_Supplied data_.
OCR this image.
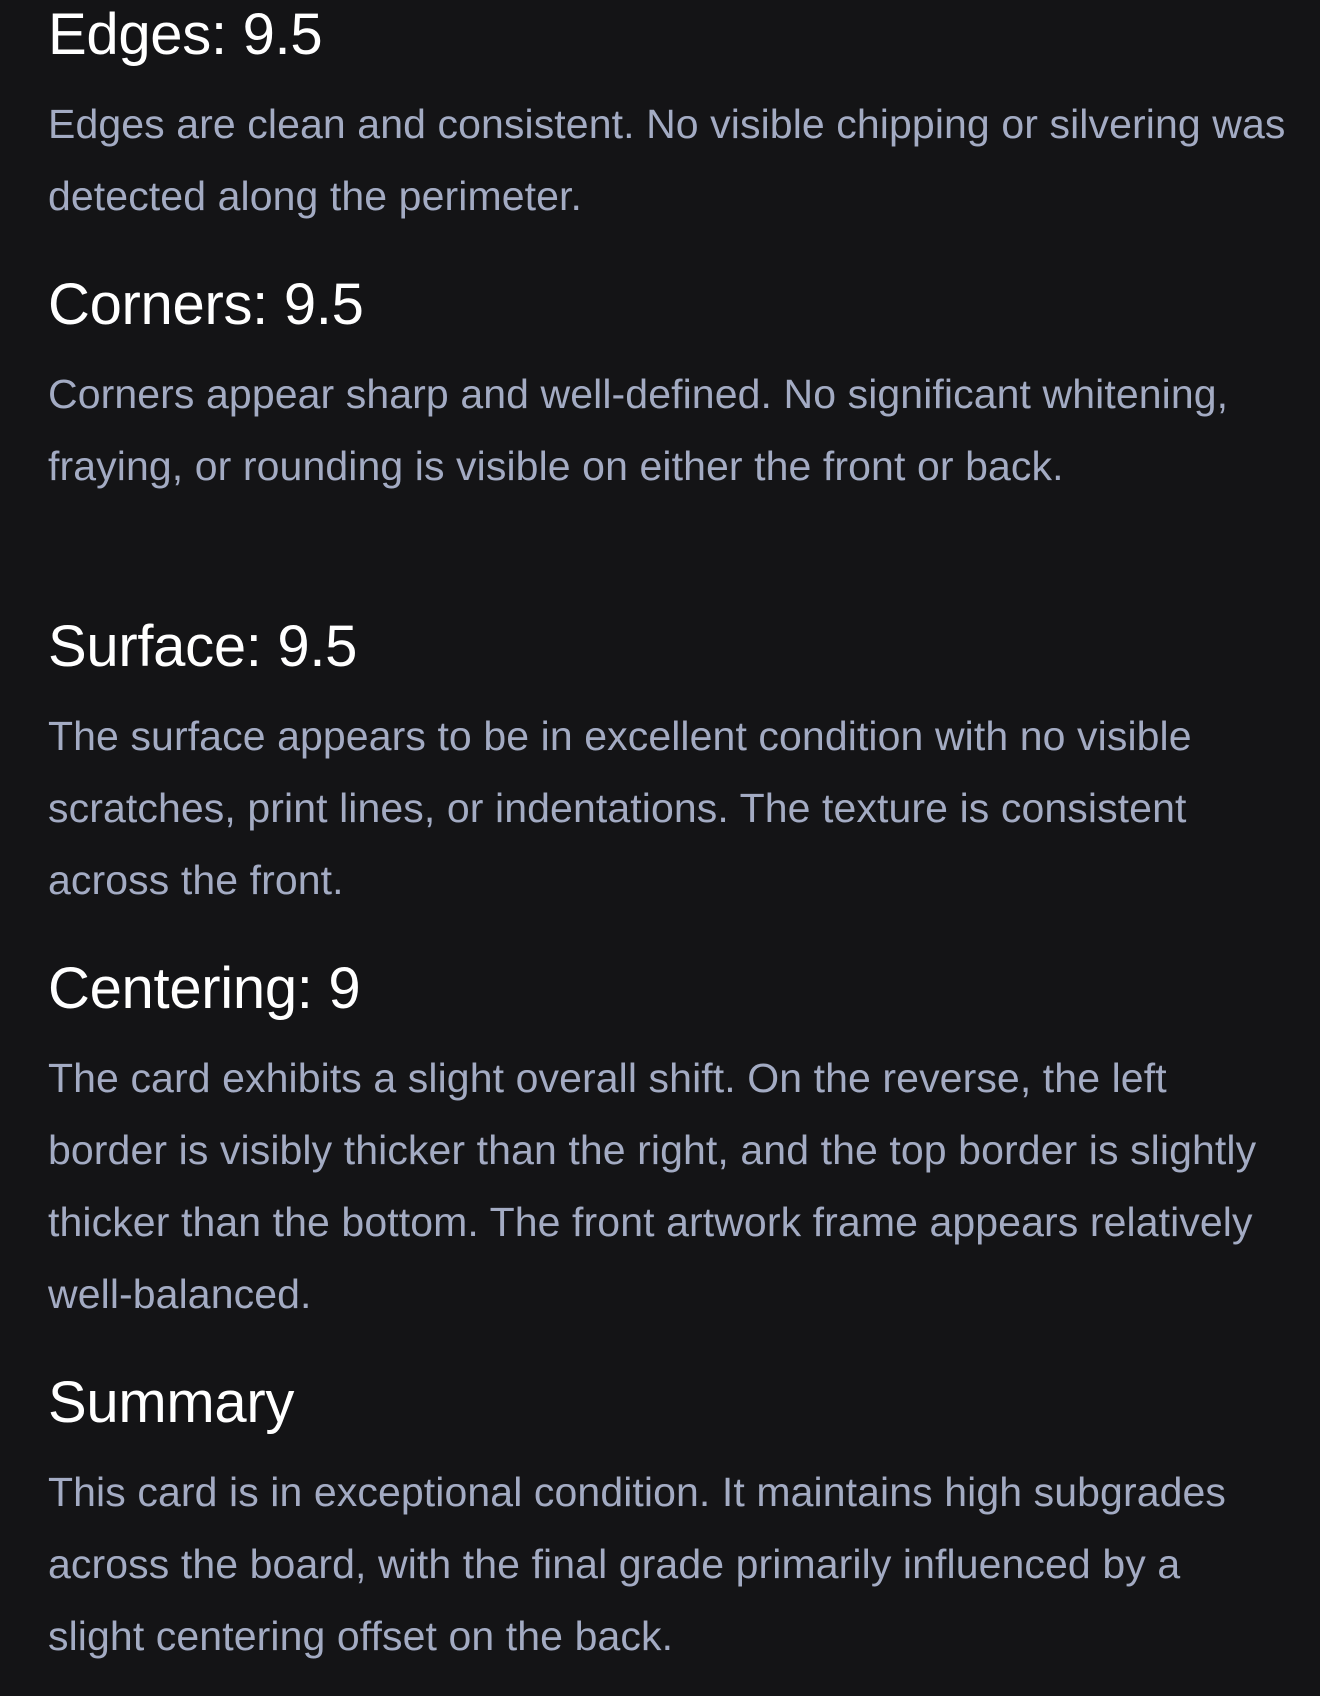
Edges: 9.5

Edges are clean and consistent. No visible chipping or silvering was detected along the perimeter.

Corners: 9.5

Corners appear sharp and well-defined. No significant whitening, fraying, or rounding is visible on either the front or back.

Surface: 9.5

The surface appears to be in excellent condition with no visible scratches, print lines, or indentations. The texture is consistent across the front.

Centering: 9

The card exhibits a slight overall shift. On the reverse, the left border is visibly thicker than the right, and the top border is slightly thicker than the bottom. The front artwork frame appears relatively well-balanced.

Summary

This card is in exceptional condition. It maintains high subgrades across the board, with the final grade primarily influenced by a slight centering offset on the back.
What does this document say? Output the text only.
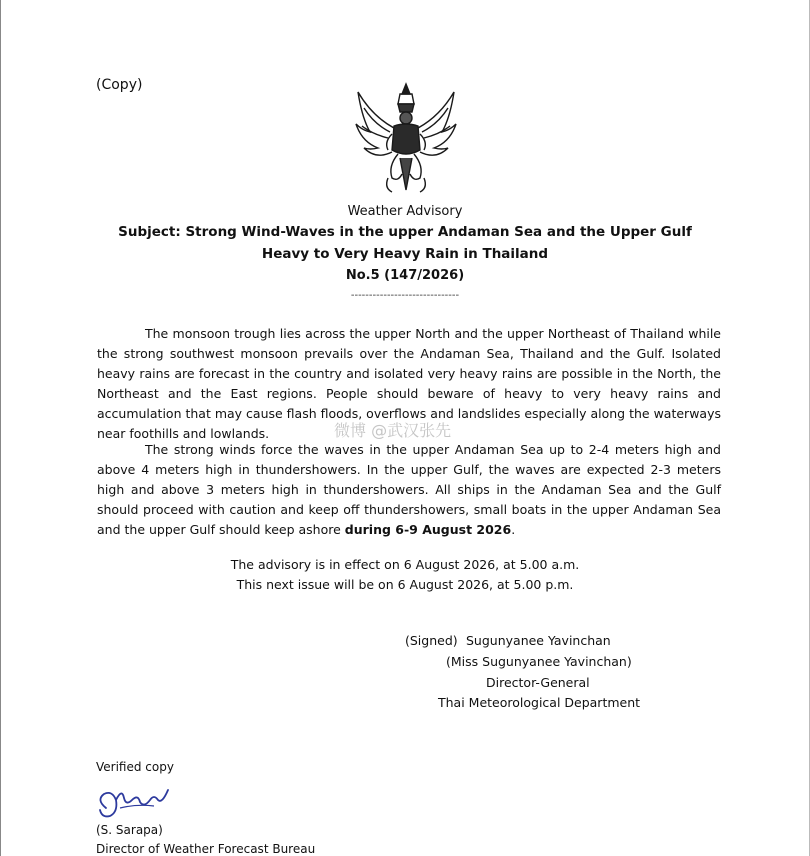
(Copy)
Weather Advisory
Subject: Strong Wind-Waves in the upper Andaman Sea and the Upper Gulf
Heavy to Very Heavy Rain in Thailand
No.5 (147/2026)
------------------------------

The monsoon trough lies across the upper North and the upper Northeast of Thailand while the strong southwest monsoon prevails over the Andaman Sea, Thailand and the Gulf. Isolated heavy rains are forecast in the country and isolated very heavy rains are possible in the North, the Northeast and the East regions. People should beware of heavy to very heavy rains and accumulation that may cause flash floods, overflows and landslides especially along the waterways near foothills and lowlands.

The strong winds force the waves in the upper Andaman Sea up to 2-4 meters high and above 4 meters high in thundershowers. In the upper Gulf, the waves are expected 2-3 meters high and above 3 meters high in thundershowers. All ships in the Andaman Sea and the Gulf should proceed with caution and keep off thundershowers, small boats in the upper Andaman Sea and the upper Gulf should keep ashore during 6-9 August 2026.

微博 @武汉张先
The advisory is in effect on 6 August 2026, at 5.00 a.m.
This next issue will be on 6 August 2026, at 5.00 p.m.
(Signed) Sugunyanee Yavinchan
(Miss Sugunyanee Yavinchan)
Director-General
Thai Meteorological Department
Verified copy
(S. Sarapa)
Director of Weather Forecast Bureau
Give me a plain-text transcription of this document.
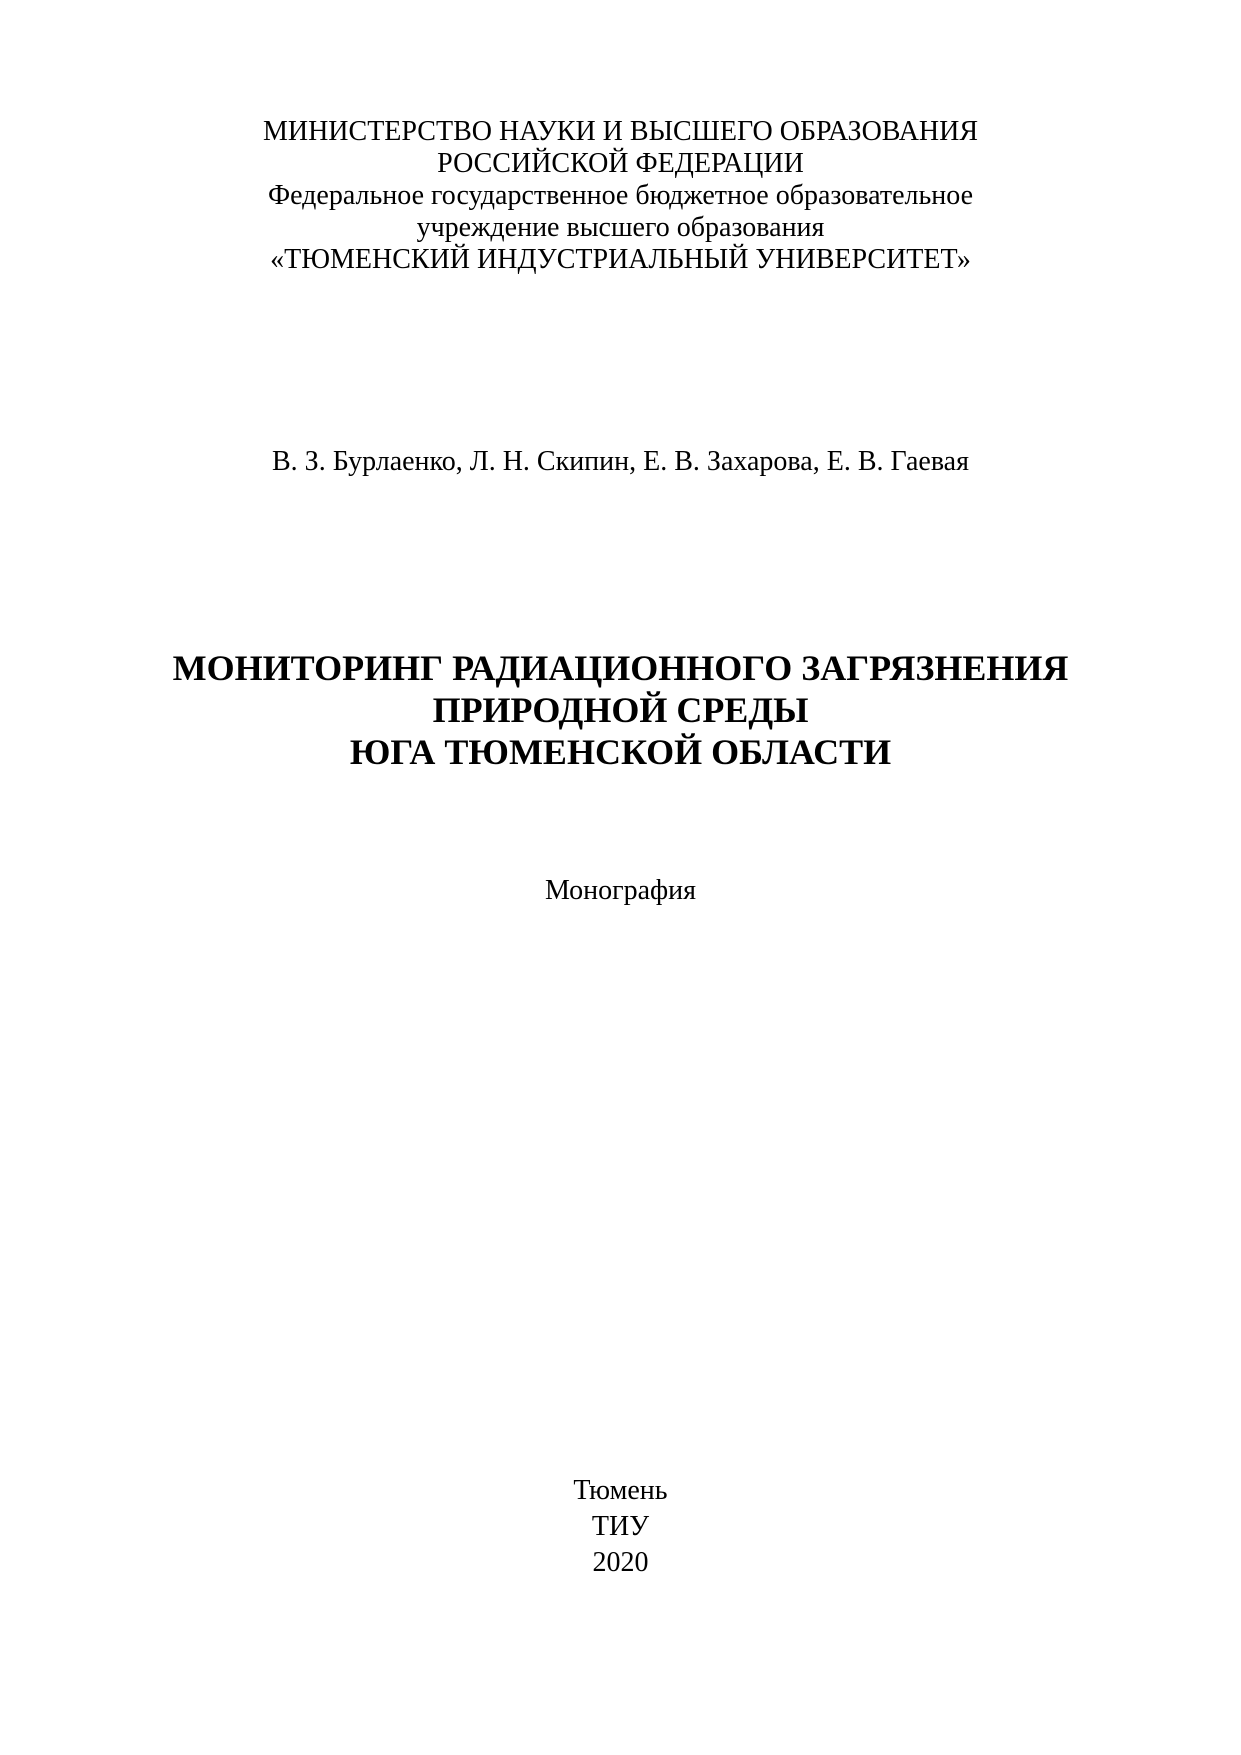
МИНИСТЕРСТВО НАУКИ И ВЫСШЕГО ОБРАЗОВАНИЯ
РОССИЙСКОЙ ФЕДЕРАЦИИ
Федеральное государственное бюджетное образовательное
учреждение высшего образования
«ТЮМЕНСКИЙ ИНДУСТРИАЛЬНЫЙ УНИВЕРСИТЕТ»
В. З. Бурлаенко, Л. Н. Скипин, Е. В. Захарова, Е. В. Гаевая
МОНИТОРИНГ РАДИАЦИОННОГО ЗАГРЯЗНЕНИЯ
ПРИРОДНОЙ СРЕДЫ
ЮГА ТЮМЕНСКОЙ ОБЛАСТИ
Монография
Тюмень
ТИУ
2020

_Task requirements_. Gather up the lines containing the word "appears" from these records and copy them.

_Solution for this exercise_.
The surface appears to be in excellent condition with no visible scratches, print lines, or indentations. The texture is consistent across the front.
The card exhibits a slight overall shift. On the reverse, the left border is visibly thicker than the right, and the top border is slightly thicker than the bottom. The front artwork frame appears relatively well-balanced.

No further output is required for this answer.